§ Document segment
Not only is it a great way of networking with leaders in your industrybut it can be utilised to promote your achievements and build up a professional online presence – In a world that’s become dominated by social media. 

So how can you make the most of it? 


1. Your LinkedIn profile IS your CV. 

Nowadays, people are more likely to come across your LinkedIn profile before seeing your CV. First impressions count. My best advice is to make the most out of your landing page, detailing all relevant positions as if it were an abbreviated version of your CV.

Today, LinkedIn has a great tool for actually constructing a CV – and it looks good! If you aren’t already familiar with how to do this, check out this link – LinkedIn Resume Builder.

Simply head to your profile on a desktop > Click the “More” option underneath your headline and you will see the option to build a resume and to save time – a lot of this can be generated from your existing profile.

Make it clear and concise and utilise it to quickly apply for jobs on LinkedIn. Easy.


2. Key Skills. 

When scouring Linkedin for potential candidates, most recruiters use what’s called a Boolean search technique. You’re probably already familiar with what this means but essentially – they are looking for keywords at first view.

Now technically speaking, they will be looking at the languages, the libraries, the frameworks, the methodologies and even the industries that you have worked with/in

My advice, especially for any software developers – is to list the most important tools from the tech stack you worked with in your positions. Recently, LinkedIn has released a new feature that allows users to list their skills used within a particular position.

BUT be careful. Don’t be that person who just lists a ton of skills that the company used that you physically cannot have used whilst you were working there. So many developers have a long list of buzzwords that just aren’t comprehensible to someone who is trying to pick out your profile. Jack of all trades eh?


3. Your title. 

Seems a fairly obvious one. Believe me, it doesn’t seem that way when you’re looking for candidates.

The title “Senior Software Engineer” just isn’t enough. I’m sure you’ll still get a ton of recruiter messages, but it’s highly unlikely that they will be relevant to you and your expertise.

Try to be a little more specific. I.E. “Date Engineer”, “Frontend Developer”, “Site Reliability Engineer”, “Mobile Developer”. You get the point.

*Bonus points – if it sounds right, include the language/framework that your role was centered around in your job title(s), it works! (I.E. “Senior React Developer”, “Junior Java Engineer”, “React Native Engineer” etc.)

The same goes for your headline.


4. Your banner. 

I’d probably say that this would be more important to contractors/consultants, who are selling their expertise as a service to businesses.

Take a look at the “Who viewed my profile section”.

That’s quite a lot of people in 1 week, right? Now, how many of those people do you feel there might be an opportunity to work/collaborate with?

You remember the saying – first impressions count?

It’s the same here – make sure you are leveraging your visual appeal to prospects. Your banner is a great way to do this.

Key points would be to:

  • Clearly outline your title/desired title
  • Include a sentence describing what you do
  • Have an eye-catching picture graphic
  • Include your contact info (Email address)

§ Information provided
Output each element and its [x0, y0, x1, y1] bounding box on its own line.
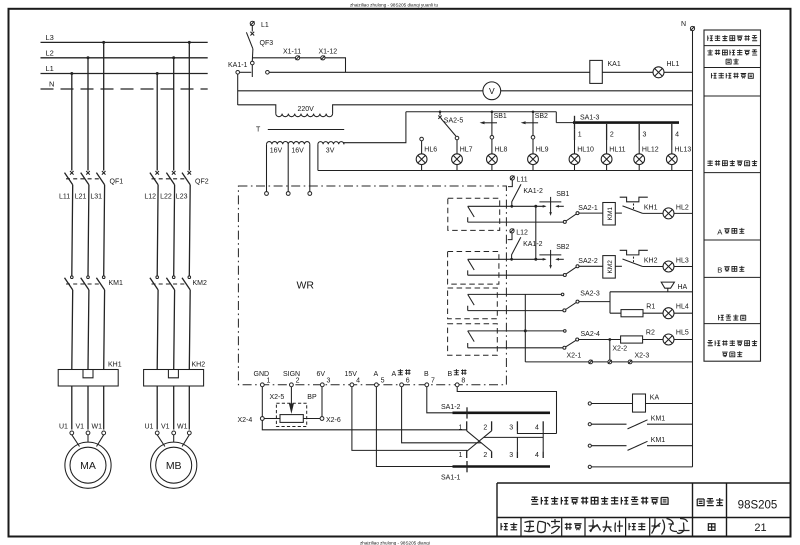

§ Directives
1. Answer each question from the LinkedIn profile advice:
(a) What search technique do most recruiters use when scouring LinkedIn for candidates?
(b) Which option underneath your headline leads to building a resume?
(c) For which people does the writer say the banner is probably more important?
2. Write the next part of the LinkedIn profile advice, picking up after its final sentence.
The lines play no part in what you are asked to do here.

§ Results for each task
1.
(a) A Boolean search technique.
(b) The "More" option.
(c) Contractors/consultants who are selling their expertise as a service to businesses.

2.
Most people will use a tool like Canva, as it’s simple and easy to use, and already has pre-set banners that you can work with.


5. Recommendations. 

When people buy people, people are buying off of trust.

Not an easy thing to build in a short amount of time.

But on immediate impressions – to win over anyone, it’s all about raising the level of certainty in the product that they could buy.

In this case – they’re buying you.

What’s a great way to demonstrate that you deliver a great service and that people can trust this?

Real life recommendations.

If you’ve performed well in a previous position, your previous colleagues and managers owe it to you to shed some positive words about their experience with you, after all, it takes a few minutes, tops.

I would advise reaching out to as many connections as possible & have them write a sentence or two about how you did within a previous role. Doing this is relatively easy – simply click the Me icon at the top of your LinkedIn homepage > click View Profile > Scroll down to the Recommendations section and click Ask to be recommended. 


6. Your summary. 

In fairness, I’d say around 95% of people on LinkedIn already have some form of summary which is great. But you have to make the most of it, whilst keeping it concise. Here’s what I’d focus on:

  • Your own mission statement (What you do, why you do it & how it can/has helped others)
  • Key skills and achievements (Tech stack)
  • Qualifications
  • Work experience (years, titles) + industry that you’re invested in 
  • Hobbies and interests outside of work 
  • Email address/Website link


7. Profile picture. 

To gain interaction, you have to be approachable. As touched on earlier, first impressions count.

I’d like to think the world has changed a little over the past few years. So I wouldn’t expect you to have a completely forced picture, of you in a suit, with a laptop, a cup of organic coffee and a phone to ear…

But, having a profile picture is in some cases vital, for obvious reasons. The best way to do this – is simple, just a headshot, without a death stare…ideally.


Hopefully the above should help if you are looking to alter your profile to gain more interaction and attention from the right people. Anything I’ve missed?